### Source extract
Astronomers were first alerted to the galaxy's strange composition when they noticed discrepancies in the observations made by the Dragonfly Telephoto Array and the Sloan Digital Sky Survey. The Dragonfly images revealed a faint, blob-like object, while SDSS renderings showed a collection of bright point-like sources.

To further explore the discrepancy and study the unusual internal structure of NGC1052-DF2, astronomers observed the galaxy using the Gemini Multi Object Spectrograph, Keck's Deep Imaging Multi-Object Spectrograph and Low-Resolution Imaging Spectrometer.

"Without the Gemini images dissecting the galaxy's morphology we would have lacked context for the rest of the data," said Danieli. "Also, Gemini's confirmation that NGC1052-DF2 is not currently interacting with another galaxy will help us answer questions about the conditions surrounding its birth."

The Keck data showed the point-like sources, the globules, were moving much slower than astronomers expected. The movement and speed of a galaxy's components allow scientists to measure the galaxy's mass. Astronomers determined the galaxy's stars accounted for all of NGC1052-DF2's estimated mass. There was no dark matter to be found.

Researchers described their discovery in the journal Nature.

"If there is any dark matter at all, it's very little," van Dokkum said. "The stars in the galaxy can account for all of the mass, and there doesn't seem to be any room for dark matter."

No one is really sure how the galaxy formed without dark matter.

The presence of the nearby giant elliptical galaxy NGC 1052, home to violent galactic formation and evolution, could explain NGC1052-DF2's lack of dark matter. It's also possible a sudden burst of stellar formation swept away the galaxy's gas and dark matter, stunting its development.



*-- Instruments for next NASA mission to Mars being tested under Germany's Black Forest --*

Scientists in Germany are working hard to ensure NASA's next Mars mission, the Insight mission, gets the most accurate data possible.

Researchers are currently testing a replica of the probe's SEIS instrument package, a combination of six seismometers that will be used to study geologic structures deep beneath the Martian surface. The testing will help scientists back in the United States properly calibrate the real SEIS instrument package.

The testing is being carried out at the Joint Geoscientific Observatory, or Black Forest Observatory, BFO, in Schiltach, by a team of researchers from the Karlsruhe Institute of Technology and Stuttgart University.

### Records
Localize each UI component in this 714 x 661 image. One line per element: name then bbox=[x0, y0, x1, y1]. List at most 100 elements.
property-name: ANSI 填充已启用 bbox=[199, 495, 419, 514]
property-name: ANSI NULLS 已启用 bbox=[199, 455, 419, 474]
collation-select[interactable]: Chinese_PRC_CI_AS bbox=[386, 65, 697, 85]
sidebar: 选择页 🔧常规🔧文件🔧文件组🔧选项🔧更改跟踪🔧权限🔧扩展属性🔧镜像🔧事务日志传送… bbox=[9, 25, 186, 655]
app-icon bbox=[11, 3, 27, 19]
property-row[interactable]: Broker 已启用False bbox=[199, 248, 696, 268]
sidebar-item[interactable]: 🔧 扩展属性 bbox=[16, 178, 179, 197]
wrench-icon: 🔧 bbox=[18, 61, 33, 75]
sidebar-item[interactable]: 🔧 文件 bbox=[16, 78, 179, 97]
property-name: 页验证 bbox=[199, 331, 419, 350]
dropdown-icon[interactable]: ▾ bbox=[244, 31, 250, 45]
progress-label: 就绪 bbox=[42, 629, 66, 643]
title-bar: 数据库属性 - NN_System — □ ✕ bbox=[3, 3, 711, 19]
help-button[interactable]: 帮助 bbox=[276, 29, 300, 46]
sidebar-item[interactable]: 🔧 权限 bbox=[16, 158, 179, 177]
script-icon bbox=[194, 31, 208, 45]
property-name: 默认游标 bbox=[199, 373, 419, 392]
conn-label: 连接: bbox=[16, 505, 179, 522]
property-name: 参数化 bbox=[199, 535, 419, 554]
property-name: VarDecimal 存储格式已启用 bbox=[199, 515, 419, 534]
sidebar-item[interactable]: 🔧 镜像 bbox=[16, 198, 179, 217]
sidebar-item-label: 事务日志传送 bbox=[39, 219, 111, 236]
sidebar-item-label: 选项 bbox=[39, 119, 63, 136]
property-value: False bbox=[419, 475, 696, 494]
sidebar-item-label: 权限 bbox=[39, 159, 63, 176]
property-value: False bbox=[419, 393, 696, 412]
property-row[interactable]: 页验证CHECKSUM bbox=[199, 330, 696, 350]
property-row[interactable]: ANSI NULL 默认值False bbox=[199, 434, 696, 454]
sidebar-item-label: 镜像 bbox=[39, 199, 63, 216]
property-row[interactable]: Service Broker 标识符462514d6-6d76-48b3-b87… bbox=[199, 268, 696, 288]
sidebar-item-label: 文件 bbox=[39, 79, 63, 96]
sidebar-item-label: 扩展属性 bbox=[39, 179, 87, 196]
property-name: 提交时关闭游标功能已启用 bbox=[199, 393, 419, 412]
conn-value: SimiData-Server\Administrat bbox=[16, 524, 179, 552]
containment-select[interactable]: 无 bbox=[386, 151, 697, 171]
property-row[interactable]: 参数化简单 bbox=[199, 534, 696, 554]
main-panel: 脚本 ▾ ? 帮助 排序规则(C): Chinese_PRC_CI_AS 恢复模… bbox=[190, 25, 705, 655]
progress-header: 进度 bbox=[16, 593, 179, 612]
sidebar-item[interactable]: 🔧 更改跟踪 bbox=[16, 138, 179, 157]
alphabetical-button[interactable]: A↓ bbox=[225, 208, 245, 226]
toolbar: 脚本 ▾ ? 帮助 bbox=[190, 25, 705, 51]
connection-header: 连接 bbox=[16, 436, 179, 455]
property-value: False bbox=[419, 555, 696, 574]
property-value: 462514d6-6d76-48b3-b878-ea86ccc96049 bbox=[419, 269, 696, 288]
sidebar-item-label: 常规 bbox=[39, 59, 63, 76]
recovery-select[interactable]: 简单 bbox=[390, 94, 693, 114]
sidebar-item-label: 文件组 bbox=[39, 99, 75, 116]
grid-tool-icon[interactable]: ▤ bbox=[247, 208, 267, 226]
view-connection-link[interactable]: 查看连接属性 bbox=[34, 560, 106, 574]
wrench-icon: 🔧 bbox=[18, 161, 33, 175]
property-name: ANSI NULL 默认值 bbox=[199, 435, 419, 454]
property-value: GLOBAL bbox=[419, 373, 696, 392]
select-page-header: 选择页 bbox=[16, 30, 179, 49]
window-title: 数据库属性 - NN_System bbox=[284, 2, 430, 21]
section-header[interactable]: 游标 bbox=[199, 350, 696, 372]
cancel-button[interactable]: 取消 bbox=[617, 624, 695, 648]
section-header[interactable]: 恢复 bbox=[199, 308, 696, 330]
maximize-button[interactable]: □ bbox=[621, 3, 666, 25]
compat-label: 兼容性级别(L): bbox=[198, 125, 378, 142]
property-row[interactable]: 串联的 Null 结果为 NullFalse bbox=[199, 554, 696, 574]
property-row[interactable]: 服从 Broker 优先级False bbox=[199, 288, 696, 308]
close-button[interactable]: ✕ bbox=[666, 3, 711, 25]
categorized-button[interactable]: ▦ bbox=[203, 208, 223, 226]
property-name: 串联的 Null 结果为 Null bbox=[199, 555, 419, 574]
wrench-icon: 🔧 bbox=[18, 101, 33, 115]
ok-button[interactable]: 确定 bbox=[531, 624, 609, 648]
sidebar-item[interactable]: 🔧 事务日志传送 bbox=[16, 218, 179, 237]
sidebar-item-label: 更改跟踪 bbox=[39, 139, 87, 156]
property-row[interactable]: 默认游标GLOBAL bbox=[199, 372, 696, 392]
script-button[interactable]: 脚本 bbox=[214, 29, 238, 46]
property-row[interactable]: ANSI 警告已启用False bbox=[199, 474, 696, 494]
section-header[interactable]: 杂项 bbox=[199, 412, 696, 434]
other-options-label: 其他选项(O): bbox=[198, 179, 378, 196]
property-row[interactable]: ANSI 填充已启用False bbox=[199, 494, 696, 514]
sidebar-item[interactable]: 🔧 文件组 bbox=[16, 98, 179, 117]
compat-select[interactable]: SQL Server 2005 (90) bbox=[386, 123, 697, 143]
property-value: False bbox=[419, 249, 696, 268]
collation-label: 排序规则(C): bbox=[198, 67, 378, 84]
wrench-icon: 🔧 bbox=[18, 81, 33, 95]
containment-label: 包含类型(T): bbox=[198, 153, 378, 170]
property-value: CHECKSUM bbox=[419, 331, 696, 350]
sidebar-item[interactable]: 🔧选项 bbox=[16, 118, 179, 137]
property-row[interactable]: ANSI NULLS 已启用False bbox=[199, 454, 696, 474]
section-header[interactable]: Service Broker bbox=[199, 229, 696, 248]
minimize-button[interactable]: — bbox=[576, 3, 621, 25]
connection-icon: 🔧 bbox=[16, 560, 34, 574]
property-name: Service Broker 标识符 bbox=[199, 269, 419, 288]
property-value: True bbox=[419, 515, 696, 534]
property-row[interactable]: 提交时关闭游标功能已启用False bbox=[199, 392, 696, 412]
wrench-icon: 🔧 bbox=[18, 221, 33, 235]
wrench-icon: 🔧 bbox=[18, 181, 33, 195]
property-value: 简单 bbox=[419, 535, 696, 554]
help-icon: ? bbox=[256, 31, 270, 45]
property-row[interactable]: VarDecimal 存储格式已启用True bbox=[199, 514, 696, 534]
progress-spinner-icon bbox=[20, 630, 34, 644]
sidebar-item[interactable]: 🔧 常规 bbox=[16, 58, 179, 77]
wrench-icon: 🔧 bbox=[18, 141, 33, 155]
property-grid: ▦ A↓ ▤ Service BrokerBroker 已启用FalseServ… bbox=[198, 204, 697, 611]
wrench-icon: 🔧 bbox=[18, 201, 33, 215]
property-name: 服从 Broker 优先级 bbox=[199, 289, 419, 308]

### Set of tasks
- a) From the science news excerpt, copy the passage starting with "No one is really" and going on through "stunting its development.".
- b) Write the next part of the science news excerpt, picking up after its last sentence.

### Answers below
- a)
No one is really sure how the galaxy formed without dark matter.

The presence of the nearby giant elliptical galaxy NGC 1052, home to violent galactic formation and evolution, could explain NGC1052-DF2's lack of dark matter. It's also possible a sudden burst of stellar formation swept away the galaxy's gas and dark matter, stunting its development.

- b)
The combination of three short-period seismometers and three broadband seismometers allows the instrument package to target a wide range of frequencies.

"Ground movement in vertical and two horizontal directions can be measured," BFO researcher Rudolf Widmer-Schnidrig said in a news release.

The instruments were developed by engineers in France and the United States, and have previously been tested at BFO. Earlier tests focused on a pair of short-period seismometers, while a single broadband seismometer is the focus of the latest round of testing. All the tests will offer a baseline under optimal conditions against which scientists can compare the data returned by the real instrument package.

"At the BFO, we have excellent measurement conditions. Seismic noise is low. The seismometers supply data with the lowest noise worldwide," Widmer-Schnidrig said.

Scientists are testing the instruments inside measurement chambers installed in the tunnel system of a former ore mine in the Black Forest. At nearly 500 feet beneath Earth's surface, the testing chambers protect instruments from air pressure and temperature fluctuation, as well as interference from communication systems.

NASA's Insight probe is scheduled to launch in May and reach Mars in November. Once on the Red Planet, the lander will use an array of sophisticated geophysical instruments to study the interior of the Red Planet. Scientists hope the lander's observations will yield new insights into the planet's formation and geologic evolution, including details about the composition and size of Mars' core and mantle-like intermediate layers.